- _CONSIGNA 1_: Enumera todos los lugares geográficos que se mencionan en el fragmento sobre los benandanti.

BENANDANTI LOS ENEMIGOS DE LAS BRUJAS
Yo soy benandante porque voy con los demás a combatir cuatro veces al año, o sea, en las cuatro témporas, de noche, invisible, en espíritu y dejando el cuerpo; y vamos a favor de Cristo, y los brujos, del Diablo, combatiendo unos contra otros, nosotros con las ramas de hinojo y ellos con las cañas de sorgo». Con estas palabras se explicaba –con ánimo tranquilo, pese a estar declarando ante un tribunal de la Inquisición–, el humilde pregonero Battista Moduco, vecino de la localidad italiana de Cividale, en la región de Friul, próxima a la República de Venecia. Corría el mes de junio de 1580, y su insólito testimonio era escuchado con una mezcla de asombro y desconfianza por el inquisidor fray Felice da Montefalco, mano de hierro del Santo Oficio en la región en aquellos años.

- _MATERIAL_:
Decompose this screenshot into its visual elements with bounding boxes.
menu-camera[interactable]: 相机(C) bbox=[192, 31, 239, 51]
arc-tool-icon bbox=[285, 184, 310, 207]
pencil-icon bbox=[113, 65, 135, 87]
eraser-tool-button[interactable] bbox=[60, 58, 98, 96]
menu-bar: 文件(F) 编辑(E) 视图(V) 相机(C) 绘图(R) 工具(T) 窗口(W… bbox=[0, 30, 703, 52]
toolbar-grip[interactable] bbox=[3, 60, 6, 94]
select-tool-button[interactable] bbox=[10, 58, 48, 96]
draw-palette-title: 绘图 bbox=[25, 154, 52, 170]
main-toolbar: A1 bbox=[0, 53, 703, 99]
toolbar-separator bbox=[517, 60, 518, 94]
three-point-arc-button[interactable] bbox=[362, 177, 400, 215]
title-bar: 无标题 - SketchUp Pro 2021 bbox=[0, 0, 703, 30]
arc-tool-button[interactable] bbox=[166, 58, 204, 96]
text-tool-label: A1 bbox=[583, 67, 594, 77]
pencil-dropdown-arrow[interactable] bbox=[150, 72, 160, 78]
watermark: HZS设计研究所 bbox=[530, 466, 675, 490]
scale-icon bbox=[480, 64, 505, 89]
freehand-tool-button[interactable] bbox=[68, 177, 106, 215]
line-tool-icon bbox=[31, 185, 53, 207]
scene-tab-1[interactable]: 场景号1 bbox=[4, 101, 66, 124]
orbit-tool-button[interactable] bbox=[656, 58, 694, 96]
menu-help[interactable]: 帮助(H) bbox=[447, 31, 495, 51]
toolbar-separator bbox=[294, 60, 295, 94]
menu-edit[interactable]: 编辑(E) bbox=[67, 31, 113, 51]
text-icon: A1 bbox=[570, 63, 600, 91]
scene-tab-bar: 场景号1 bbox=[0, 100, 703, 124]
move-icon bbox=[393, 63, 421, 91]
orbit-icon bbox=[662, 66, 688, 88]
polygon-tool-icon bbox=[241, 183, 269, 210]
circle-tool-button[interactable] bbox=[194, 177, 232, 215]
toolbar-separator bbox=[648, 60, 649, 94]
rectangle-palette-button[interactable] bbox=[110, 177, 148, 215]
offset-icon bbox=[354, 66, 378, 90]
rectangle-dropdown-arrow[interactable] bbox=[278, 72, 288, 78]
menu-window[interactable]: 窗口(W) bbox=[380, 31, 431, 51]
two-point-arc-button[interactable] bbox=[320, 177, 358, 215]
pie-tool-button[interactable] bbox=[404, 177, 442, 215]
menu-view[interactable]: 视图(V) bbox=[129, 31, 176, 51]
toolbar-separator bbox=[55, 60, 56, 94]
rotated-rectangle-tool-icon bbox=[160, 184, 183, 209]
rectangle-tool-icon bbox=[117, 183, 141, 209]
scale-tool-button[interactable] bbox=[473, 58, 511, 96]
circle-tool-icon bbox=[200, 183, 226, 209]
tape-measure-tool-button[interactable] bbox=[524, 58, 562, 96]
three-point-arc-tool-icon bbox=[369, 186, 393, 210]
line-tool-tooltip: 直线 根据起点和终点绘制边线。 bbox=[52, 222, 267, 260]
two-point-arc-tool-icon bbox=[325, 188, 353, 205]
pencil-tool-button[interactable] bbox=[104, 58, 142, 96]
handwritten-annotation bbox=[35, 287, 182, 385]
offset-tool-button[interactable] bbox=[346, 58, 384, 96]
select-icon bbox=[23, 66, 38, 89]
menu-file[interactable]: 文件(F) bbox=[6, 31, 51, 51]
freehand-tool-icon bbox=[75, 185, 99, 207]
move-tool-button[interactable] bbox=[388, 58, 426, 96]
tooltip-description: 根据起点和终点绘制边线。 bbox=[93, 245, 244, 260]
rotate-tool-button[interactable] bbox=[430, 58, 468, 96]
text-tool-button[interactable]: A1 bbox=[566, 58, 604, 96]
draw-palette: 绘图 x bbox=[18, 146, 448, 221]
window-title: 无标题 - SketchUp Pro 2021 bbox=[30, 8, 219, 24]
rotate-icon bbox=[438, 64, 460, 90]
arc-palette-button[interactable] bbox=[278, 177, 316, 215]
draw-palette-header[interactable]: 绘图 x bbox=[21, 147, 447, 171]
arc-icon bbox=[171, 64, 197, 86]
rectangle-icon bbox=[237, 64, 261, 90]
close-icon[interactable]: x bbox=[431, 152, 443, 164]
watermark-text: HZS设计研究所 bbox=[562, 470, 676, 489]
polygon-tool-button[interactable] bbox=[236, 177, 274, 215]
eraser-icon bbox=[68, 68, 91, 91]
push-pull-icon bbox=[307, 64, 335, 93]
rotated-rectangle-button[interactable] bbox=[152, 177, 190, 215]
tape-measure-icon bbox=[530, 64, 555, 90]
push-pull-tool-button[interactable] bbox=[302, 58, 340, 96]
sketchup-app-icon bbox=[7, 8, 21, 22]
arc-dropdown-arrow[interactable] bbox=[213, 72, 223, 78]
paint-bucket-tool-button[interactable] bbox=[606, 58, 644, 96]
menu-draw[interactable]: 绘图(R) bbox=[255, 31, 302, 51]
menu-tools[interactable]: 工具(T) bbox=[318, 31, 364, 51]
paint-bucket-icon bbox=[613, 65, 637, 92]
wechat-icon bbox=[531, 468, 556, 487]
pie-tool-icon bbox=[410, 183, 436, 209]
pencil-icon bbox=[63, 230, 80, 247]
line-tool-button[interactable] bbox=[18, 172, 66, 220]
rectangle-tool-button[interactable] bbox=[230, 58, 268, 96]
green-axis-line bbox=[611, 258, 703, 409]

- _CONSIGNA 2_: Cambia "bbox" por "caja" en las entradas, desde su primera línea hasta la que contiene "line-tool-icon bbox=[31, 185, 53, 207]", ambas incluidas. Reproduce solo esas líneas y deja todo lo demás igual.

- _RESPUESTA ESCRITA 1_: Cividale, Friul, República de Venecia

- _RESPUESTA ESCRITA 2_:
Decompose this screenshot into its visual elements with bounding boxes.
menu-camera[interactable]: 相机(C) caja=[192, 31, 239, 51]
arc-tool-icon caja=[285, 184, 310, 207]
pencil-icon caja=[113, 65, 135, 87]
eraser-tool-button[interactable] caja=[60, 58, 98, 96]
menu-bar: 文件(F) 编辑(E) 视图(V) 相机(C) 绘图(R) 工具(T) 窗口(W… caja=[0, 30, 703, 52]
toolbar-grip[interactable] caja=[3, 60, 6, 94]
select-tool-button[interactable] caja=[10, 58, 48, 96]
draw-palette-title: 绘图 caja=[25, 154, 52, 170]
main-toolbar: A1 caja=[0, 53, 703, 99]
toolbar-separator caja=[517, 60, 518, 94]
three-point-arc-button[interactable] caja=[362, 177, 400, 215]
title-bar: 无标题 - SketchUp Pro 2021 caja=[0, 0, 703, 30]
arc-tool-button[interactable] caja=[166, 58, 204, 96]
text-tool-label: A1 caja=[583, 67, 594, 77]
pencil-dropdown-arrow[interactable] caja=[150, 72, 160, 78]
watermark: HZS设计研究所 caja=[530, 466, 675, 490]
scale-icon caja=[480, 64, 505, 89]
freehand-tool-button[interactable] caja=[68, 177, 106, 215]
line-tool-icon caja=[31, 185, 53, 207]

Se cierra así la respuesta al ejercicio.